— 文件段落 —
○ ○ ○ ○

動機
state monad是left 2 right,對應到iteration (左遞迴) reverse state monad是right 2 left,對應到recursion (右遞迴)
derive state monad
轉成iteration
def s(l):
if not l:
return 0
else:
return l[0] + s(l[1:])
def s2(l, acc=0):
if not l:
return acc
else:
return s2(l[1:], l[0] + acc)
把acc往下推
def s3(l):
if not l:
return lambda acc: acc
else:
return lambda acc: s3(l[1:])(l[0] + acc)
用成類似monad的樣子
def ret(acc):
return acc
def bind(mx, f):
return lambda acc: mx(f(acc))
def s4(l):
if not l:
#return ret(0)
return ret
else:
return bind(s4(l[1:]), lambda acc: l[0] + acc)
def s2(l, acc=0):
if not l:
return acc
else:
return s2(l[1:], l[0] + acc)
到s4其實就推的差不多了,但是ret其實不符合monad的return定義 所以我們改一下
real state monad
def ret2(acc):
return lambda ignored_acc: acc
def bind2(mx, f):
return lambda acc: f(mx(acc))
def s5(l):
if not l:
return ret2(0)
else:
return bind2(s5(l[1:]), lambda acc: l[0] + acc)
def s(l):
if not l:
return 0
else:
return l[0] + s(l[1:])
如果去走一下整個過程會發現他與遞迴版的很像,因為0是從底部給,不像之前是依靠外面給
state monad
state monad其實就是會留一層acc在外層等人給 剩下就是找順序來,所以是left 2 right
newtype State s a = State { runState :: s -> (a,s) }
instance Functor (State s) where
(<$>) :: (a -> b) -> State s a -> State s b
(<$>) fn (State sa) = State (\s0 -> let (a, s1) = sa s0 in (fn a, s1))

○ ○ ○ ○

— 所附資料 —

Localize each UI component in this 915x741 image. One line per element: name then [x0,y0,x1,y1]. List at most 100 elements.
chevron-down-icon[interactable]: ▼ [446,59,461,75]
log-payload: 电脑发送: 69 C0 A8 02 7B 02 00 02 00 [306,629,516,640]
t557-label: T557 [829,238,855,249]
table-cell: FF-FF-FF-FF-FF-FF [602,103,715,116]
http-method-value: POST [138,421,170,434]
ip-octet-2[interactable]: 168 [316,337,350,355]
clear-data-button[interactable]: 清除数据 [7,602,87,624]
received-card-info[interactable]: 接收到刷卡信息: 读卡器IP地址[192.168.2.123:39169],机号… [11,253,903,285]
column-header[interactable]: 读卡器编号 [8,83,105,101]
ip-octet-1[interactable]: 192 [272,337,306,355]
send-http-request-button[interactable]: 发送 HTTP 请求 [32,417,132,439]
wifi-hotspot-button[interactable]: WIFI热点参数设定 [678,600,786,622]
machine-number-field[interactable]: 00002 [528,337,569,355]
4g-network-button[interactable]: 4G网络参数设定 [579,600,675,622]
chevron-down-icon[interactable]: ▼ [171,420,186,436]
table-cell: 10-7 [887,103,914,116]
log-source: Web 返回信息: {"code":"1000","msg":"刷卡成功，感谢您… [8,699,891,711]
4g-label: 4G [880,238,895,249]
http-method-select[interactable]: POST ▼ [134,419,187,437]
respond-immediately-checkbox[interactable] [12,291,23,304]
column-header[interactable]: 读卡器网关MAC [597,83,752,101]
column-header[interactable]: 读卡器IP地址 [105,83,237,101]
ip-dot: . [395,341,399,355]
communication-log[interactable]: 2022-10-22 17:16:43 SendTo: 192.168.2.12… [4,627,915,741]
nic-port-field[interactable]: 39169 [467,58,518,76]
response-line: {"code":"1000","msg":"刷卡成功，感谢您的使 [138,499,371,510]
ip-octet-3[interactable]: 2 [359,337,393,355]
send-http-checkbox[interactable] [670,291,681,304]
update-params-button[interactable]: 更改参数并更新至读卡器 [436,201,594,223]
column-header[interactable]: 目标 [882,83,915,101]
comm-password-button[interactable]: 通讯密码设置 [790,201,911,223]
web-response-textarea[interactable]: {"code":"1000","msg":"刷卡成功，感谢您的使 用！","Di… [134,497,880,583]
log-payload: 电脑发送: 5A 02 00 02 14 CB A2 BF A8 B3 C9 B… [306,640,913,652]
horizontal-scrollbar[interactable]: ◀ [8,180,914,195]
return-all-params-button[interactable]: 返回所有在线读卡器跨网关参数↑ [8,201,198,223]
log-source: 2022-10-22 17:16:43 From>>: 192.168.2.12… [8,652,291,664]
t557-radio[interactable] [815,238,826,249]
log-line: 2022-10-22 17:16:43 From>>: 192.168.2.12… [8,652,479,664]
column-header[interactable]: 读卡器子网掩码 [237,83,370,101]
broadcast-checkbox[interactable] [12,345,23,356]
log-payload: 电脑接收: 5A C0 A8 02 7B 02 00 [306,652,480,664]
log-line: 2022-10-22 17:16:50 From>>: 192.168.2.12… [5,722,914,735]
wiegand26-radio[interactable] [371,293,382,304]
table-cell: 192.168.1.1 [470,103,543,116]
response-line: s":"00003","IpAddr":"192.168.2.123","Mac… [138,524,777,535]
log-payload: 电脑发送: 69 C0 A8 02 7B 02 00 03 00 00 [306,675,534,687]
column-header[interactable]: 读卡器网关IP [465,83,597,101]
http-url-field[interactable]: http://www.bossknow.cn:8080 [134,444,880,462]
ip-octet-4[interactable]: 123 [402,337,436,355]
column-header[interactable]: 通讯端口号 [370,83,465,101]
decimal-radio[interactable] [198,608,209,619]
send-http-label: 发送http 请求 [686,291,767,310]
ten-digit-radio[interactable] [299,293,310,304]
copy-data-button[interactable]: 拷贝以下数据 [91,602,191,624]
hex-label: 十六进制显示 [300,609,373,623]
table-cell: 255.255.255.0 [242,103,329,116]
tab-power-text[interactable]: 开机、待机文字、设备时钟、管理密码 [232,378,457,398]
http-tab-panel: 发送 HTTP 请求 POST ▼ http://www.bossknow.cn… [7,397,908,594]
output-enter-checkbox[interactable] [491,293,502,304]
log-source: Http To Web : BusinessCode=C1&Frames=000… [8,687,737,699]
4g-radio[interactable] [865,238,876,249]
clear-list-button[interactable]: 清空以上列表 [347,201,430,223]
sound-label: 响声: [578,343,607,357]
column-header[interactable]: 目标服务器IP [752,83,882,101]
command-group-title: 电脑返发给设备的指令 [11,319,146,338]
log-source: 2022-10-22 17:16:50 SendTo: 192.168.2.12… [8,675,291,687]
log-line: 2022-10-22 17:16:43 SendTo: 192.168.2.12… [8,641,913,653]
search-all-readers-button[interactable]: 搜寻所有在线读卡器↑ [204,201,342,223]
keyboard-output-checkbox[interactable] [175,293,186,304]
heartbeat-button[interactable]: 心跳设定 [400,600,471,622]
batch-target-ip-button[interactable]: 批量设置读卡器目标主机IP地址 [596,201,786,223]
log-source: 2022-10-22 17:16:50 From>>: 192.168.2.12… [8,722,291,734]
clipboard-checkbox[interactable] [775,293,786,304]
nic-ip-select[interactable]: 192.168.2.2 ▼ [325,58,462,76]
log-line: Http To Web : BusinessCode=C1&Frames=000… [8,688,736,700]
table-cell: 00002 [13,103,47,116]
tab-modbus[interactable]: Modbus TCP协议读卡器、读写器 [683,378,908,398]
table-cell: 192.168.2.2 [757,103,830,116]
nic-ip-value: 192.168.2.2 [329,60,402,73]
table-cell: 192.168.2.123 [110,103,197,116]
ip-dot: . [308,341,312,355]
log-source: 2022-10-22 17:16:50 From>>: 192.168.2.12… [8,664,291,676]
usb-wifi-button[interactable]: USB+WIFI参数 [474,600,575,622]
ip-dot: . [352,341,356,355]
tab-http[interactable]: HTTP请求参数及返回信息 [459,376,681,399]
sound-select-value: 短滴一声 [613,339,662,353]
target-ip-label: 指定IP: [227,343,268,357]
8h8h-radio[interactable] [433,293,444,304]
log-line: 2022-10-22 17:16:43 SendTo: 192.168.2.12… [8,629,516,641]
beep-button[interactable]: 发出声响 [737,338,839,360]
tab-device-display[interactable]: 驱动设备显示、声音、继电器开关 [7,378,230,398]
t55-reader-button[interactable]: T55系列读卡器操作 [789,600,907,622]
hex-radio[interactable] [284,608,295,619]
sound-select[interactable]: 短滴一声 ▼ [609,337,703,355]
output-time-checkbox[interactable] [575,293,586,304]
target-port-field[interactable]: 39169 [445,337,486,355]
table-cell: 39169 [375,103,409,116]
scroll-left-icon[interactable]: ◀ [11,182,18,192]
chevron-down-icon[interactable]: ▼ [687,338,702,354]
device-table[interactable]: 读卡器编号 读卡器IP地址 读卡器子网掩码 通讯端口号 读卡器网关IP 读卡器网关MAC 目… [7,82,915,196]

○ ○ ○ ○

— 題目說明 1 —
請逐一判斷下列 (a)、(b)、(c) 三項敘述是否與文件段落相符，各以「是」或「否」作答，並完整引用文件段落中據以判斷的原文。
(a) state monad 的方向是由左至右，對應到 iteration。
(b) s4 中的 ret 符合 monad 的 return 定義。
(c) 在 s5 中，0 是依靠外面給入的。
— 題目說明 2 —
依文件段落所述，reverse state monad 對應到哪一種遞迴？
上述資料另有出處，並非取自文件段落。

— 正確答案 1 —
(a) 是。「state monad是left 2 right,對應到iteration (左遞迴)」
(b) 否。「ret其實不符合monad的return定義」
(c) 否。「因為0是從底部給,不像之前是依靠外面給」

— 正確答案 2 —
對應到 recursion（右遞迴）。